Reproduce every entry below precisely. Pictures are excluded from the copy.
-------- Input records
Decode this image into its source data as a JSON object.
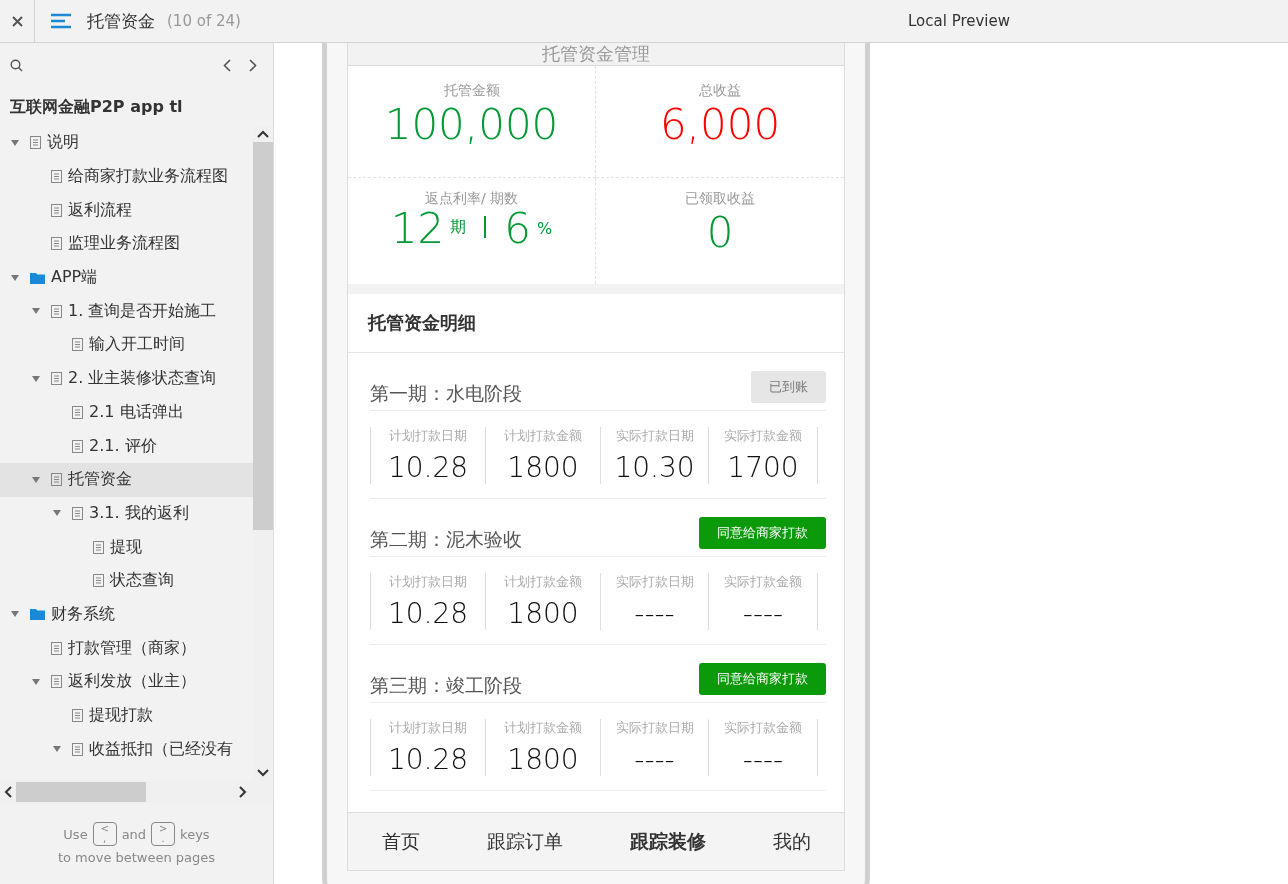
{
  "topbar": {
    "page_title": "托管资金",
    "page_count": "(10 of 24)",
    "preview_label": "Local Preview"
  },
  "sidebar": {
    "project_title": "互联网金融P2P app tl",
    "tree": [
      {
        "label": "说明",
        "kind": "page",
        "expanded": true,
        "selected": false,
        "children": [
          {
            "label": "给商家打款业务流程图",
            "kind": "page",
            "selected": false
          },
          {
            "label": "返利流程",
            "kind": "page",
            "selected": false
          },
          {
            "label": "监理业务流程图",
            "kind": "page",
            "selected": false
          }
        ]
      },
      {
        "label": "APP端",
        "kind": "folder",
        "expanded": true,
        "selected": false,
        "children": [
          {
            "label": "1. 查询是否开始施工",
            "kind": "page",
            "expanded": true,
            "selected": false,
            "children": [
              {
                "label": "输入开工时间",
                "kind": "page",
                "selected": false
              }
            ]
          },
          {
            "label": "2. 业主装修状态查询",
            "kind": "page",
            "expanded": true,
            "selected": false,
            "children": [
              {
                "label": "2.1 电话弹出",
                "kind": "page",
                "selected": false
              },
              {
                "label": "2.1. 评价",
                "kind": "page",
                "selected": false
              }
            ]
          },
          {
            "label": "托管资金",
            "kind": "page",
            "expanded": true,
            "selected": true,
            "children": [
              {
                "label": "3.1. 我的返利",
                "kind": "page",
                "expanded": true,
                "selected": false,
                "children": [
                  {
                    "label": "提现",
                    "kind": "page",
                    "selected": false
                  },
                  {
                    "label": "状态查询",
                    "kind": "page",
                    "selected": false
                  }
                ]
              }
            ]
          }
        ]
      },
      {
        "label": "财务系统",
        "kind": "folder",
        "expanded": true,
        "selected": false,
        "children": [
          {
            "label": "打款管理（商家）",
            "kind": "page",
            "selected": false
          },
          {
            "label": "返利发放（业主）",
            "kind": "page",
            "expanded": true,
            "selected": false,
            "children": [
              {
                "label": "提现打款",
                "kind": "page",
                "selected": false
              },
              {
                "label": "收益抵扣（已经没有",
                "kind": "page",
                "expanded": true,
                "selected": false
              }
            ]
          }
        ]
      }
    ],
    "hint": {
      "prefix": "Use",
      "key_1": [
        "<",
        ","
      ],
      "middle": "and",
      "key_2": [
        ">",
        "."
      ],
      "suffix": "keys",
      "line_2": "to move between pages"
    }
  },
  "phone": {
    "header_title": "托管资金管理",
    "summary": [
      {
        "label": "托管金额",
        "kind": "single",
        "value": "100,000",
        "color": "#009933"
      },
      {
        "label": "总收益",
        "kind": "single",
        "value": "6,000",
        "color": "#ff0000"
      },
      {
        "label": "返点利率/ 期数",
        "kind": "split",
        "parts": [
          {
            "value": "12",
            "unit": "期"
          },
          {
            "value": "6",
            "unit": "%"
          }
        ],
        "color": "#009933"
      },
      {
        "label": "已领取收益",
        "kind": "single",
        "value": "0",
        "color": "#009933"
      }
    ],
    "detail_title": "托管资金明细",
    "stages": [
      {
        "title": "第一期：水电阶段",
        "button": {
          "label": "已到账",
          "kind": "received"
        },
        "columns": [
          {
            "label": "计划打款日期",
            "value": "10.28"
          },
          {
            "label": "计划打款金额",
            "value": "1800"
          },
          {
            "label": "实际打款日期",
            "value": "10.30"
          },
          {
            "label": "实际打款金额",
            "value": "1700"
          }
        ]
      },
      {
        "title": "第二期：泥木验收",
        "button": {
          "label": "同意给商家打款",
          "kind": "action"
        },
        "columns": [
          {
            "label": "计划打款日期",
            "value": "10.28"
          },
          {
            "label": "计划打款金额",
            "value": "1800"
          },
          {
            "label": "实际打款日期",
            "value": "----"
          },
          {
            "label": "实际打款金额",
            "value": "----"
          }
        ]
      },
      {
        "title": "第三期：竣工阶段",
        "button": {
          "label": "同意给商家打款",
          "kind": "action"
        },
        "columns": [
          {
            "label": "计划打款日期",
            "value": "10.28"
          },
          {
            "label": "计划打款金额",
            "value": "1800"
          },
          {
            "label": "实际打款日期",
            "value": "----"
          },
          {
            "label": "实际打款金额",
            "value": "----"
          }
        ]
      }
    ],
    "tabs": [
      {
        "label": "首页",
        "selected": false
      },
      {
        "label": "跟踪订单",
        "selected": false
      },
      {
        "label": "跟踪装修",
        "selected": true
      },
      {
        "label": "我的",
        "selected": false
      }
    ]
  }
}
----------------
**Written response**
Decode this image into its source data as a JSON object.
{
  "topbar": {
    "page_title": "托管资金",
    "page_count": "(10 of 24)",
    "preview_label": "Local Preview"
  },
  "sidebar": {
    "project_title": "互联网金融P2P app tl",
    "tree": [
      {
        "label": "说明",
        "kind": "page",
        "expanded": true,
        "selected": false,
        "children": [
          {
            "label": "给商家打款业务流程图",
            "kind": "page",
            "selected": false
          },
          {
            "label": "返利流程",
            "kind": "page",
            "selected": false
          },
          {
            "label": "监理业务流程图",
            "kind": "page",
            "selected": false
          }
        ]
      },
      {
        "label": "APP端",
        "kind": "folder",
        "expanded": true,
        "selected": false,
        "children": [
          {
            "label": "1. 查询是否开始施工",
            "kind": "page",
            "expanded": true,
            "selected": false,
            "children": [
              {
                "label": "输入开工时间",
                "kind": "page",
                "selected": false
              }
            ]
          },
          {
            "label": "2. 业主装修状态查询",
            "kind": "page",
            "expanded": true,
            "selected": false,
            "children": [
              {
                "label": "2.1 电话弹出",
                "kind": "page",
                "selected": false
              },
              {
                "label": "2.1. 评价",
                "kind": "page",
                "selected": false
              }
            ]
          },
          {
            "label": "托管资金",
            "kind": "page",
            "expanded": true,
            "selected": true,
            "children": [
              {
                "label": "3.1. 我的返利",
                "kind": "page",
                "expanded": true,
                "selected": false,
                "children": [
                  {
                    "label": "提现",
                    "kind": "page",
                    "selected": false
                  },
                  {
                    "label": "状态查询",
                    "kind": "page",
                    "selected": false
                  }
                ]
              }
            ]
          }
        ]
      },
      {
        "label": "财务系统",
        "kind": "folder",
        "expanded": true,
        "selected": false,
        "children": [
          {
            "label": "打款管理（商家）",
            "kind": "page",
            "selected": false
          },
          {
            "label": "返利发放（业主）",
            "kind": "page",
            "expanded": true,
            "selected": false,
            "children": [
              {
                "label": "提现打款",
                "kind": "page",
                "selected": false
              },
              {
                "label": "收益抵扣（已经没有",
                "kind": "page",
                "expanded": true,
                "selected": false
              }
            ]
          }
        ]
      }
    ],
    "hint": {
      "prefix": "Use",
      "key_1": [
        "<",
        ","
      ],
      "middle": "and",
      "key_2": [
        ">",
        "."
      ],
      "suffix": "keys",
      "line_2": "to move between pages"
    }
  },
  "phone": {
    "header_title": "托管资金管理",
    "summary": [
      {
        "label": "托管金额",
        "kind": "single",
        "value": "100,000",
        "color": "#009933"
      },
      {
        "label": "总收益",
        "kind": "single",
        "value": "6,000",
        "color": "#ff0000"
      },
      {
        "label": "返点利率/ 期数",
        "kind": "split",
        "parts": [
          {
            "value": "12",
            "unit": "期"
          },
          {
            "value": "6",
            "unit": "%"
          }
        ],
        "color": "#009933"
      },
      {
        "label": "已领取收益",
        "kind": "single",
        "value": "0",
        "color": "#009933"
      }
    ],
    "detail_title": "托管资金明细",
    "stages": [
      {
        "title": "第一期：水电阶段",
        "button": {
          "label": "已到账",
          "kind": "received"
        },
        "columns": [
          {
            "label": "计划打款日期",
            "value": "10.28"
          },
          {
            "label": "计划打款金额",
            "value": "1800"
          },
          {
            "label": "实际打款日期",
            "value": "10.30"
          },
          {
            "label": "实际打款金额",
            "value": "1700"
          }
        ]
      },
      {
        "title": "第二期：泥木验收",
        "button": {
          "label": "同意给商家打款",
          "kind": "action"
        },
        "columns": [
          {
            "label": "计划打款日期",
            "value": "10.28"
          },
          {
            "label": "计划打款金额",
            "value": "1800"
          },
          {
            "label": "实际打款日期",
            "value": "----"
          },
          {
            "label": "实际打款金额",
            "value": "----"
          }
        ]
      },
      {
        "title": "第三期：竣工阶段",
        "button": {
          "label": "同意给商家打款",
          "kind": "action"
        },
        "columns": [
          {
            "label": "计划打款日期",
            "value": "10.28"
          },
          {
            "label": "计划打款金额",
            "value": "1800"
          },
          {
            "label": "实际打款日期",
            "value": "----"
          },
          {
            "label": "实际打款金额",
            "value": "----"
          }
        ]
      }
    ],
    "tabs": [
      {
        "label": "首页",
        "selected": false
      },
      {
        "label": "跟踪订单",
        "selected": false
      },
      {
        "label": "跟踪装修",
        "selected": true
      },
      {
        "label": "我的",
        "selected": false
      }
    ]
  }
}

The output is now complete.